-- WHAT THE EXERCISE ASKS --
Word for word, restate every line of the material.
— start of MATERIAL FOR THE TASK —
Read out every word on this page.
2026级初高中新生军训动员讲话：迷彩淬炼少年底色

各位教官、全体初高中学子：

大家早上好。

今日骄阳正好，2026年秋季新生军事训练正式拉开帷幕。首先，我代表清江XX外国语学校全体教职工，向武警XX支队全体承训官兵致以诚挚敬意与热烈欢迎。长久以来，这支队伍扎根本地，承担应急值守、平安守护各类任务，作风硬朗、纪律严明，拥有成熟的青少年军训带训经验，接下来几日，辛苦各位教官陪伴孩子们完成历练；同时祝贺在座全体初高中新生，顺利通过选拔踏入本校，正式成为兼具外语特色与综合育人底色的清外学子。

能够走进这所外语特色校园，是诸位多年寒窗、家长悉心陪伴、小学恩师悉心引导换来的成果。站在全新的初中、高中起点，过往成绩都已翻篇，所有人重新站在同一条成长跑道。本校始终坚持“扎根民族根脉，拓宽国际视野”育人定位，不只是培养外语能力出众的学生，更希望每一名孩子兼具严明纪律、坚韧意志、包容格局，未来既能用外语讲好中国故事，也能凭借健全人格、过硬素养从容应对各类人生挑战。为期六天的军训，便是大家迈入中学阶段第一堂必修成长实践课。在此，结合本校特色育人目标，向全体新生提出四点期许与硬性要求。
— end of MATERIAL FOR THE TASK —
-- PROBLEM SOLUTION --
Read out every word on this page.
2026级初高中新生军训动员讲话：迷彩淬炼少年底色

各位教官、全体初高中学子：

大家早上好。

今日骄阳正好，2026年秋季新生军事训练正式拉开帷幕。首先，我代表清江XX外国语学校全体教职工，向武警XX支队全体承训官兵致以诚挚敬意与热烈欢迎。长久以来，这支队伍扎根本地，承担应急值守、平安守护各类任务，作风硬朗、纪律严明，拥有成熟的青少年军训带训经验，接下来几日，辛苦各位教官陪伴孩子们完成历练；同时祝贺在座全体初高中新生，顺利通过选拔踏入本校，正式成为兼具外语特色与综合育人底色的清外学子。

能够走进这所外语特色校园，是诸位多年寒窗、家长悉心陪伴、小学恩师悉心引导换来的成果。站在全新的初中、高中起点，过往成绩都已翻篇，所有人重新站在同一条成长跑道。本校始终坚持“扎根民族根脉，拓宽国际视野”育人定位，不只是培养外语能力出众的学生，更希望每一名孩子兼具严明纪律、坚韧意志、包容格局，未来既能用外语讲好中国故事，也能凭借健全人格、过硬素养从容应对各类人生挑战。为期六天的军训，便是大家迈入中学阶段第一堂必修成长实践课。在此，结合本校特色育人目标，向全体新生提出四点期许与硬性要求。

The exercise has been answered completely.